• **Work to complete**:
Where a line of the material contains the string "стальных", copy that line.

• **Data for this task**:
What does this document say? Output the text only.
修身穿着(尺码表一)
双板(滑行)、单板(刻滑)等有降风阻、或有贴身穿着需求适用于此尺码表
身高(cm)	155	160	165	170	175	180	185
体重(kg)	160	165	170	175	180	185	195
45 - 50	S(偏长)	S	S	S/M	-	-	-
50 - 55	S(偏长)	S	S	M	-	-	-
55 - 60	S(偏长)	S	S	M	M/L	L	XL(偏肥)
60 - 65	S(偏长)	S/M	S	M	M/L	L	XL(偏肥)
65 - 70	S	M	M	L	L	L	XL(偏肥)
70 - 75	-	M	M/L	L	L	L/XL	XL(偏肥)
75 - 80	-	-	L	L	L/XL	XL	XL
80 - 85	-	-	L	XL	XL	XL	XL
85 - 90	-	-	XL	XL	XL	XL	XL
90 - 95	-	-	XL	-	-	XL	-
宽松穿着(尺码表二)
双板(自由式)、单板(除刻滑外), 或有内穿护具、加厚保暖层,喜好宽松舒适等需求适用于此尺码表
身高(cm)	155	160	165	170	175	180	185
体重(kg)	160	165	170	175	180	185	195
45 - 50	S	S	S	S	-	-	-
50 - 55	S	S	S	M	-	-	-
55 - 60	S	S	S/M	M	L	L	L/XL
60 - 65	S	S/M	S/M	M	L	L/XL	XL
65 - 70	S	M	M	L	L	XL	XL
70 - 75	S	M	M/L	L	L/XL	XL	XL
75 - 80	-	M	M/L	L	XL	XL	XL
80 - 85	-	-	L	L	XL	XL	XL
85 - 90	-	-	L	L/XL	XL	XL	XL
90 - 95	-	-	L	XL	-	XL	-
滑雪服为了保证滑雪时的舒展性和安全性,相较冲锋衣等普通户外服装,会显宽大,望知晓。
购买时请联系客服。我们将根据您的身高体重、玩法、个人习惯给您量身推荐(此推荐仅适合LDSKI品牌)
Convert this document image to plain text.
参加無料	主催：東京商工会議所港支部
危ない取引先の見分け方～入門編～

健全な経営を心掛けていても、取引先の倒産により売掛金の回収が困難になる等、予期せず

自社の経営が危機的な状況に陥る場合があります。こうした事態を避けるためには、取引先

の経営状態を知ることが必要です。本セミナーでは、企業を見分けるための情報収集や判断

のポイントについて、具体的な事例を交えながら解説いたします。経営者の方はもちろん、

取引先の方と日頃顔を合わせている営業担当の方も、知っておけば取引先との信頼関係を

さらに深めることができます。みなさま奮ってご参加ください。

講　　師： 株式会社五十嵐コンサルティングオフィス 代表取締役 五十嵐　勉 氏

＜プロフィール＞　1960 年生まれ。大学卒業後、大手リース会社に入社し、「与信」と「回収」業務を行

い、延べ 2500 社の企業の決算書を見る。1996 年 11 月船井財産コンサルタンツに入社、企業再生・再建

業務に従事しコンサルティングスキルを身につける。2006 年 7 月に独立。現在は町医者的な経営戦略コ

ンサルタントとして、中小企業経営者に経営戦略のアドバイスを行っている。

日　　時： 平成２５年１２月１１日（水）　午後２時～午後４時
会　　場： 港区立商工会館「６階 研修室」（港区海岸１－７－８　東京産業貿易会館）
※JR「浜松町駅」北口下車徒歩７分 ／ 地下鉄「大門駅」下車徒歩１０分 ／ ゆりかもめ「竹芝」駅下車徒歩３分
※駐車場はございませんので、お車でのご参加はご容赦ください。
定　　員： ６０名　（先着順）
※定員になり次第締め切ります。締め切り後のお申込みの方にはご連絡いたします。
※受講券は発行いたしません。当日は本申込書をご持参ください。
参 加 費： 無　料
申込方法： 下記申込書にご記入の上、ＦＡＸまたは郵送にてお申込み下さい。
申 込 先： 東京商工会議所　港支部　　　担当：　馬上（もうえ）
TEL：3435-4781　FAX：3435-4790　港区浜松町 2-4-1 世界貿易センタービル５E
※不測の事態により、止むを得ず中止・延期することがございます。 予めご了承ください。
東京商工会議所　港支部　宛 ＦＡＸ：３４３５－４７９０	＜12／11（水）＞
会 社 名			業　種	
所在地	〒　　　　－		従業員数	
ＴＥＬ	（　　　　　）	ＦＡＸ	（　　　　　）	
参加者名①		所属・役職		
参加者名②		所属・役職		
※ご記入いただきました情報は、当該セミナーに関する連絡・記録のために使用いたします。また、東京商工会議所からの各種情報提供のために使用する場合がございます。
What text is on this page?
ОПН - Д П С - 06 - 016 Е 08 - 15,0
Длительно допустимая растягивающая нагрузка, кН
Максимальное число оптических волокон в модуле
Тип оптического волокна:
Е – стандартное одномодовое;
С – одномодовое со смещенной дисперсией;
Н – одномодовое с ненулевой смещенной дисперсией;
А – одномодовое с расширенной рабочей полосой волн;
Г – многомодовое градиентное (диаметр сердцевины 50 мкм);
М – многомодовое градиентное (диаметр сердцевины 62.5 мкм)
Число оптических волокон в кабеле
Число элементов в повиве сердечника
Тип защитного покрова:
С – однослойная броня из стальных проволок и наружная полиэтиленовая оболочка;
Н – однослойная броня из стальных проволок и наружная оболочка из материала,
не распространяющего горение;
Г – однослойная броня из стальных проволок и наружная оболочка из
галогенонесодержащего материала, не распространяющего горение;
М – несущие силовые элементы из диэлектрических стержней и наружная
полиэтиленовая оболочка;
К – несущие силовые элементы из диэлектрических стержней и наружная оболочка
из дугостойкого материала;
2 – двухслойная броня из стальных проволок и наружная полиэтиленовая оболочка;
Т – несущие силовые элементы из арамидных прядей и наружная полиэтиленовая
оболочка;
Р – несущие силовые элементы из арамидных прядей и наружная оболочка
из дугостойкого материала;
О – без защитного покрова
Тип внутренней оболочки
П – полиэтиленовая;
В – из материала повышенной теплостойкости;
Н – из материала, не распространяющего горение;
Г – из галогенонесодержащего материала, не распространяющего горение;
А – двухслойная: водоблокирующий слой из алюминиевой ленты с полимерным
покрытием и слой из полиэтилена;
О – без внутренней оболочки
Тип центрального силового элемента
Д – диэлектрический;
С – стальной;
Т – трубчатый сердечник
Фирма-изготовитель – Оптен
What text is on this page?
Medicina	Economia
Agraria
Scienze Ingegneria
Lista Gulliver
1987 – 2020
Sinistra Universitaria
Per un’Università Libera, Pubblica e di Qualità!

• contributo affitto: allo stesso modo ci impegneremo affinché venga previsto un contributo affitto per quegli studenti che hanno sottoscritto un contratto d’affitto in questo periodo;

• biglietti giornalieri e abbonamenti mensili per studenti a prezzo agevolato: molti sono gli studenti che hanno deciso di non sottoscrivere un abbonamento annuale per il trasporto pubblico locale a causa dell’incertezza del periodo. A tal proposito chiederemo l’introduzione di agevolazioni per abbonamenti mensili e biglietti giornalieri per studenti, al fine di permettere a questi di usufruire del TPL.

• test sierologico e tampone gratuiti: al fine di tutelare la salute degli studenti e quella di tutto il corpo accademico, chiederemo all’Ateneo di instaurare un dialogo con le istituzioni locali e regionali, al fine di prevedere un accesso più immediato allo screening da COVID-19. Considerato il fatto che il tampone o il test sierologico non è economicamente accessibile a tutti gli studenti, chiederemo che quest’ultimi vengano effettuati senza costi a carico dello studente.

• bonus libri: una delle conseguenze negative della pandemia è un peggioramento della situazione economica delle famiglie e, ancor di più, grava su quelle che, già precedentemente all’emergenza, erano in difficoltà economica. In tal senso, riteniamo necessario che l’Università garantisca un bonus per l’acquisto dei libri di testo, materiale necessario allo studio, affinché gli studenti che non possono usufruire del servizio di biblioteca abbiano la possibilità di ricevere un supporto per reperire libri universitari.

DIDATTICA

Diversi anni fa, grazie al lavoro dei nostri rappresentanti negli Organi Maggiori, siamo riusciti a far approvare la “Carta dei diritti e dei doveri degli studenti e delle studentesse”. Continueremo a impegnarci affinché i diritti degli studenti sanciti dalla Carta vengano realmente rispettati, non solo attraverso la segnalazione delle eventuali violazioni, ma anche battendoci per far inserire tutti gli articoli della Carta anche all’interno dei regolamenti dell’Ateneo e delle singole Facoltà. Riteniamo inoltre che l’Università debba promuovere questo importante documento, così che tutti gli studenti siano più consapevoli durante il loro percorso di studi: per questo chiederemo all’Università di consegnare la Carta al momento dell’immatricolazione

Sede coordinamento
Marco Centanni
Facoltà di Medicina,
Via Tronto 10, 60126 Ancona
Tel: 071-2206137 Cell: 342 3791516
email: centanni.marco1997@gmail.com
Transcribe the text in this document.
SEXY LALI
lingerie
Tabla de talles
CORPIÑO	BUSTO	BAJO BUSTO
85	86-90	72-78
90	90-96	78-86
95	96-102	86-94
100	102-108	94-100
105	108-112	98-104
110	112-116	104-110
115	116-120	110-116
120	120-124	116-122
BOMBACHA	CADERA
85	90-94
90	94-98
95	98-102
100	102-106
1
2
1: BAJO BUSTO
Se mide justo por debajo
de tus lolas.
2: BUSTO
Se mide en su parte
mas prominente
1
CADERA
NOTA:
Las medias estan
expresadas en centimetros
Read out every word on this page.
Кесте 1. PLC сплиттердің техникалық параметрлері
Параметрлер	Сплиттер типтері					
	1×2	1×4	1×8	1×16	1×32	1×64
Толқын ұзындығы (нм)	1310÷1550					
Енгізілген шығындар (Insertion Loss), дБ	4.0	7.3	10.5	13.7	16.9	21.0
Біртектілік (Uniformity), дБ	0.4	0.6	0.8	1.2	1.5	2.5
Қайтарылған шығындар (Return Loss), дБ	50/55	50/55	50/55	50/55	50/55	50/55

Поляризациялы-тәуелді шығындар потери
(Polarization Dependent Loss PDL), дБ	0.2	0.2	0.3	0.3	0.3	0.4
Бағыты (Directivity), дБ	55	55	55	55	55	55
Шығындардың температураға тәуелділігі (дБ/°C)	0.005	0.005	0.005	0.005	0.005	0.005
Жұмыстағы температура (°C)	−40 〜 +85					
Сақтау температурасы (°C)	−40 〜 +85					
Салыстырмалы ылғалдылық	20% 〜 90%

• **Correct response**:
С – однослойная броня из стальных проволок и наружная полиэтиленовая оболочка;
Н – однослойная броня из стальных проволок и наружная оболочка из материала,
Г – однослойная броня из стальных проволок и наружная оболочка из
2 – двухслойная броня из стальных проволок и наружная полиэтиленовая оболочка;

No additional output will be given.